What needs to be done ▸ Every record below should be written out exactly; pictures stay out.
** begin Material supplied **
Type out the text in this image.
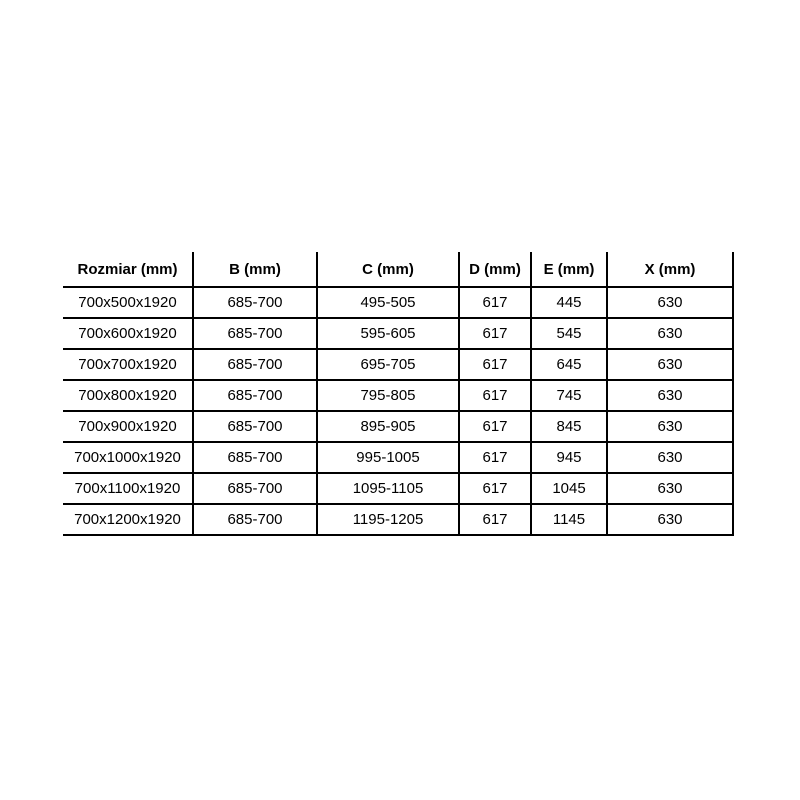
Rozmiar (mm)	B (mm)	C (mm)	D (mm)	E (mm)	X (mm)
700x500x1920	685-700	495-505	617	445	630
700x600x1920	685-700	595-605	617	545	630
700x700x1920	685-700	695-705	617	645	630
700x800x1920	685-700	795-805	617	745	630
700x900x1920	685-700	895-905	617	845	630
700x1000x1920	685-700	995-1005	617	945	630
700x1100x1920	685-700	1095-1105	617	1045	630
700x1200x1920	685-700	1195-1205	617	1145	630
** end Material supplied **
Result of this task ▸
Type out the text in this image.
Rozmiar (mm)	B (mm)	C (mm)	D (mm)	E (mm)	X (mm)
700x500x1920	685-700	495-505	617	445	630
700x600x1920	685-700	595-605	617	545	630
700x700x1920	685-700	695-705	617	645	630
700x800x1920	685-700	795-805	617	745	630
700x900x1920	685-700	895-905	617	845	630
700x1000x1920	685-700	995-1005	617	945	630
700x1100x1920	685-700	1095-1105	617	1045	630
700x1200x1920	685-700	1195-1205	617	1145	630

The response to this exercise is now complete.